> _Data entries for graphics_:
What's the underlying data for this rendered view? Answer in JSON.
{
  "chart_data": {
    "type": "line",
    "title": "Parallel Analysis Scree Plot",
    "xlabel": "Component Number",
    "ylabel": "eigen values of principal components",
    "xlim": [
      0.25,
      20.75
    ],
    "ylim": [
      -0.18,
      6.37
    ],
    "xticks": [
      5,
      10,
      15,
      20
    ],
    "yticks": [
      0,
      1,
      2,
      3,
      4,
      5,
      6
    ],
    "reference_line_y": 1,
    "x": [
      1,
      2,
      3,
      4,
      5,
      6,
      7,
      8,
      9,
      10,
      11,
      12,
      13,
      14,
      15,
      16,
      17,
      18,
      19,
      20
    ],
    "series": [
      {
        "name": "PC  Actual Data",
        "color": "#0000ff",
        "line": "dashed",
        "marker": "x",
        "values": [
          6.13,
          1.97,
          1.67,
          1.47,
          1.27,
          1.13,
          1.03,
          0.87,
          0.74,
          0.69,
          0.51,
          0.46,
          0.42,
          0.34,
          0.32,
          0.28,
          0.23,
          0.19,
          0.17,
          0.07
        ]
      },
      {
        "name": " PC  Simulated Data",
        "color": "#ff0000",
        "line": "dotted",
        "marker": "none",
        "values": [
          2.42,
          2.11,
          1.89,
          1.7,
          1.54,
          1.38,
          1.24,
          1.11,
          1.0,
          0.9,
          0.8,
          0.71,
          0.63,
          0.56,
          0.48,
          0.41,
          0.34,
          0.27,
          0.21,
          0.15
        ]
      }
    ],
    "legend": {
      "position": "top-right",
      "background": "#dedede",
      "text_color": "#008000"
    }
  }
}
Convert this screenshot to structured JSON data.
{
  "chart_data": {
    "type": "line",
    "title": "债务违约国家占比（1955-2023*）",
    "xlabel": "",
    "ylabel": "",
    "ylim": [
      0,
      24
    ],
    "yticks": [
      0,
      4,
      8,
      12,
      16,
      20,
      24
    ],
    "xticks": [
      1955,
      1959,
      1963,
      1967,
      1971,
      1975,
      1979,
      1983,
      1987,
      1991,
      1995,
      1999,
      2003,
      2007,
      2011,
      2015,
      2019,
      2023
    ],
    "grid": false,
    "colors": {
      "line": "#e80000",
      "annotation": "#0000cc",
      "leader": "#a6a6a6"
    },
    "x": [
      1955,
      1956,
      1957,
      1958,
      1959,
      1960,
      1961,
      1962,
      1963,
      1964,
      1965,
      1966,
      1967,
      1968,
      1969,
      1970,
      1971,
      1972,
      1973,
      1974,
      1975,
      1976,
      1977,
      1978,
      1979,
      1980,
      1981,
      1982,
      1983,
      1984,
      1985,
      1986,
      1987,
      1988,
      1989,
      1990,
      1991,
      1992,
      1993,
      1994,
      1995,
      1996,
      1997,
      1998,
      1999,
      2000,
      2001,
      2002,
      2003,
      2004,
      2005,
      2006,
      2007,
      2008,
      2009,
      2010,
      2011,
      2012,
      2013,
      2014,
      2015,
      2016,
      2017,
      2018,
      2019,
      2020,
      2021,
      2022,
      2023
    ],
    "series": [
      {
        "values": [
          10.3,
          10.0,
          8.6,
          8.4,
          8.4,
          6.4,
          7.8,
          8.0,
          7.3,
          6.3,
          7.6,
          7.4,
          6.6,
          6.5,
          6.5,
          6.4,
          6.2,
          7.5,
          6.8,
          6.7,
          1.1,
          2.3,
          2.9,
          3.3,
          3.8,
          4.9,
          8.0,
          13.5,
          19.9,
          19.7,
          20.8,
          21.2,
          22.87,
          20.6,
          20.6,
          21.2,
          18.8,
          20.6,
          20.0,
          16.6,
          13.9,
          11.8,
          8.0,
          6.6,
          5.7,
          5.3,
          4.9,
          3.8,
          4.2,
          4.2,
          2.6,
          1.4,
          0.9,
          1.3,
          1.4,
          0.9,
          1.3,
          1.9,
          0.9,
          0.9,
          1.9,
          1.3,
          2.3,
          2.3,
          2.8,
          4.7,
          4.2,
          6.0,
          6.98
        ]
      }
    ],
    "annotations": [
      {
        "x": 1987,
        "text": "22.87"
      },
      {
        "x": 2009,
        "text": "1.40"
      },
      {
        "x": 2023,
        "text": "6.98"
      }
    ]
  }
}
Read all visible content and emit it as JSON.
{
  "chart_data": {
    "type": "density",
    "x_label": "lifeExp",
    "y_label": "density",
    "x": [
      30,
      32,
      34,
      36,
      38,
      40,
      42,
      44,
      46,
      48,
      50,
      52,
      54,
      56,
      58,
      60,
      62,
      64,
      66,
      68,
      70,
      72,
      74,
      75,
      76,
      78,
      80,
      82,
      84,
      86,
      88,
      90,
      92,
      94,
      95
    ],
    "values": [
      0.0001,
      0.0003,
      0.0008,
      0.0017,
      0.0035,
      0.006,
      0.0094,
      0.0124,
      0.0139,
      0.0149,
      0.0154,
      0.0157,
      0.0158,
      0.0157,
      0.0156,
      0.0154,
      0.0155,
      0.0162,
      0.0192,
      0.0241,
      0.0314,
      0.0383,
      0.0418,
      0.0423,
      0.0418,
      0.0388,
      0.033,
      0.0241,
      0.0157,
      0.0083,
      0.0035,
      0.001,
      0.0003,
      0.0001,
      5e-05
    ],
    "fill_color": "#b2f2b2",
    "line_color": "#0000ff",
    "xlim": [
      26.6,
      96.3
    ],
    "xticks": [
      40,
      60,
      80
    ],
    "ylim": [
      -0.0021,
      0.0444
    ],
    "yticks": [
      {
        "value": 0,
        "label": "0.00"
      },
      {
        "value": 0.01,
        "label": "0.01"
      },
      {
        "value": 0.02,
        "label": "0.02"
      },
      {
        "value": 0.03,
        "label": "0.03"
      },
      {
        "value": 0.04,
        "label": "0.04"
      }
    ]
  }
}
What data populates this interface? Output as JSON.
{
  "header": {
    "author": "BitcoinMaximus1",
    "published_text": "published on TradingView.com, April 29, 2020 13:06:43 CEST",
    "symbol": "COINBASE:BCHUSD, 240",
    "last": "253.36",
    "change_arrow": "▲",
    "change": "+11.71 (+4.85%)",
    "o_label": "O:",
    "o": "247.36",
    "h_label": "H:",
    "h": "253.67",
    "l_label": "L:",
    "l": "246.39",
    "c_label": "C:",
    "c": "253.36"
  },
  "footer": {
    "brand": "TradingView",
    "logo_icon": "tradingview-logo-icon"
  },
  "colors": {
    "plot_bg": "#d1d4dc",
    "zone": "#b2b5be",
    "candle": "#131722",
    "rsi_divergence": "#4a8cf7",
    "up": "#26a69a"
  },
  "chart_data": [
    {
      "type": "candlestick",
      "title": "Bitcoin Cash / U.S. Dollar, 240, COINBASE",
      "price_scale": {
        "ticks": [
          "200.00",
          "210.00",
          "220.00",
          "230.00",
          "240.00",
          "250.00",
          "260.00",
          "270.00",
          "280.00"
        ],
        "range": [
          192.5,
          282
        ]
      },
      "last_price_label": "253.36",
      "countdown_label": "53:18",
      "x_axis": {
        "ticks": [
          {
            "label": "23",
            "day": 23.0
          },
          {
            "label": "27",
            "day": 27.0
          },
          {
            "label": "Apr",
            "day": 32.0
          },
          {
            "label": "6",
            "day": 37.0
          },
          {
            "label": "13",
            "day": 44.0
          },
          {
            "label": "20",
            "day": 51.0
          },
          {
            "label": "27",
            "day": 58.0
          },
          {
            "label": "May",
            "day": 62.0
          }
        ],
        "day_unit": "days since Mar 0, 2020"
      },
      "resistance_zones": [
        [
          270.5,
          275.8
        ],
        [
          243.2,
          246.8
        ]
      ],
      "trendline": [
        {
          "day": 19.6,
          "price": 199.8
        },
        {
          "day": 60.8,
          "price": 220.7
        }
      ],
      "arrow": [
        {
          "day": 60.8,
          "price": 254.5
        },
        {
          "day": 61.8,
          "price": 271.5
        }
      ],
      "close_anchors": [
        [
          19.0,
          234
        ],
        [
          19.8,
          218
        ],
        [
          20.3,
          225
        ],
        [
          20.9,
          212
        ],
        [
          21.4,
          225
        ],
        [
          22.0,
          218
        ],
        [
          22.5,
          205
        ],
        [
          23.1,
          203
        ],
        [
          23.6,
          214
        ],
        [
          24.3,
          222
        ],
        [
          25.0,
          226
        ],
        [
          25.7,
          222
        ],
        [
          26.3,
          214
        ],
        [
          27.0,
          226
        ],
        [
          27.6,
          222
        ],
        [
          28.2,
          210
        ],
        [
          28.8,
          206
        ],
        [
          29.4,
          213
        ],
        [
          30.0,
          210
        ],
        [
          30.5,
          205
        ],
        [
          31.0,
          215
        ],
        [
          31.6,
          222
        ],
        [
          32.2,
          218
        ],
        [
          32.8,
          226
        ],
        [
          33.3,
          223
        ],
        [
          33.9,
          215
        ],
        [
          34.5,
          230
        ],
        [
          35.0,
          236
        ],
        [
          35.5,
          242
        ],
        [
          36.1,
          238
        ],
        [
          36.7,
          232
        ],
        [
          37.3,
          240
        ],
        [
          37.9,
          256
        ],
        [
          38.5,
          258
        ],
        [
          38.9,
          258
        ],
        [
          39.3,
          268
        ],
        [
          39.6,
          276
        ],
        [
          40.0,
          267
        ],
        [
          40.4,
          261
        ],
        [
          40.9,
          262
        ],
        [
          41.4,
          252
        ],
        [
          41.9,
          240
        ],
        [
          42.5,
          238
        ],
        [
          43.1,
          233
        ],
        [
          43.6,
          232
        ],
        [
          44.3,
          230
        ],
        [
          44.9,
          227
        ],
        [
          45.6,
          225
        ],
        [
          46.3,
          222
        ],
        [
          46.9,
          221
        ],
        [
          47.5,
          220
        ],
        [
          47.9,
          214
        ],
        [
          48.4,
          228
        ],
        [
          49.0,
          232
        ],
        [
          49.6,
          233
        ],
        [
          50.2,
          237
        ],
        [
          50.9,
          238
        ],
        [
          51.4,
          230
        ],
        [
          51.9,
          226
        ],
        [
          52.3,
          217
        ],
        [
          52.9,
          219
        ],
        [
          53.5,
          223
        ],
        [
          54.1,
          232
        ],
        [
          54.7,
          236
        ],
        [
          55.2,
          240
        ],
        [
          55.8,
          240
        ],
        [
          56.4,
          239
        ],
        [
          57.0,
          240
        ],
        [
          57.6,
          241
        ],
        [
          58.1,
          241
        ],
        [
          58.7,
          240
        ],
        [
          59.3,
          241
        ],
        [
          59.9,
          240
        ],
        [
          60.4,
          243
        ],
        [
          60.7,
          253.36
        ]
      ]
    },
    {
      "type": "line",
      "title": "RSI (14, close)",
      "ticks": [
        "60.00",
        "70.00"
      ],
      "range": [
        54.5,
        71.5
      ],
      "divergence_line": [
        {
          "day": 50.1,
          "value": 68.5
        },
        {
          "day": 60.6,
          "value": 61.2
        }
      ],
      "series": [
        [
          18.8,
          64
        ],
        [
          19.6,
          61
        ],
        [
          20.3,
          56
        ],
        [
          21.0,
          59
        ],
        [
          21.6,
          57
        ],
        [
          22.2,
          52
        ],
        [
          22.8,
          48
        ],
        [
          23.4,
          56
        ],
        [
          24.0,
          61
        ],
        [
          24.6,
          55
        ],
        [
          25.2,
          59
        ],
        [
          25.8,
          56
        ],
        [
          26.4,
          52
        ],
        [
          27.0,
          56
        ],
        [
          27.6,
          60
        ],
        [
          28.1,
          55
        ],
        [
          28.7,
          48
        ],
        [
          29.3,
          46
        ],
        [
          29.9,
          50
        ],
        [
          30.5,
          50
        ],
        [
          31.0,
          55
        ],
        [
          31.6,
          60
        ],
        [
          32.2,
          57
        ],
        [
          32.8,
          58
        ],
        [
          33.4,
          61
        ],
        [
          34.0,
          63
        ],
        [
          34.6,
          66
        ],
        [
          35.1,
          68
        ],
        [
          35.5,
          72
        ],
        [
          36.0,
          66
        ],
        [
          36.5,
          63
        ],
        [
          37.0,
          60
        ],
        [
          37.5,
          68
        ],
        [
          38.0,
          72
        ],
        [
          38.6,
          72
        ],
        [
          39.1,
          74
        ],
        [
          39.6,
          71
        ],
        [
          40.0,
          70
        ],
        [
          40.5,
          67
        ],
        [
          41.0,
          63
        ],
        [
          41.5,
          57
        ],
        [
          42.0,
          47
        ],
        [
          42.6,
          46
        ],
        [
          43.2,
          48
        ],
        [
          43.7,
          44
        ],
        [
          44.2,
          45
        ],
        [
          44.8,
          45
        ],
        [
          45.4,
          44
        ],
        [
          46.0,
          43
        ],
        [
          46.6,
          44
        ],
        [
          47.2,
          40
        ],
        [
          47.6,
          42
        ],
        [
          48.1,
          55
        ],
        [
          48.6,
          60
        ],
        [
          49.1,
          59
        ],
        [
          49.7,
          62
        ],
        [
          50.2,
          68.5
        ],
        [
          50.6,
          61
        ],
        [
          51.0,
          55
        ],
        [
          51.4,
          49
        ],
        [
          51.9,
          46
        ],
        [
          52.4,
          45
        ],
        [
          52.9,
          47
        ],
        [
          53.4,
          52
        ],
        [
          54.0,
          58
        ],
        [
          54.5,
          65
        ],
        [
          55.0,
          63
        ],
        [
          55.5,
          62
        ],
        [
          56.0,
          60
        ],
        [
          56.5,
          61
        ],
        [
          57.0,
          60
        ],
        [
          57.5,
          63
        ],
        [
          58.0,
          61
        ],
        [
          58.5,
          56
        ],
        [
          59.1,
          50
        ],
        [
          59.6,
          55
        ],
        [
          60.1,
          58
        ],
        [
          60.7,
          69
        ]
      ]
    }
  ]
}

> _Task prompt_: Go through the records. Copy each line where "COINBASE" appears.

> _Answer below_:
    "symbol": "COINBASE:BCHUSD, 240",
      "title": "Bitcoin Cash / U.S. Dollar, 240, COINBASE",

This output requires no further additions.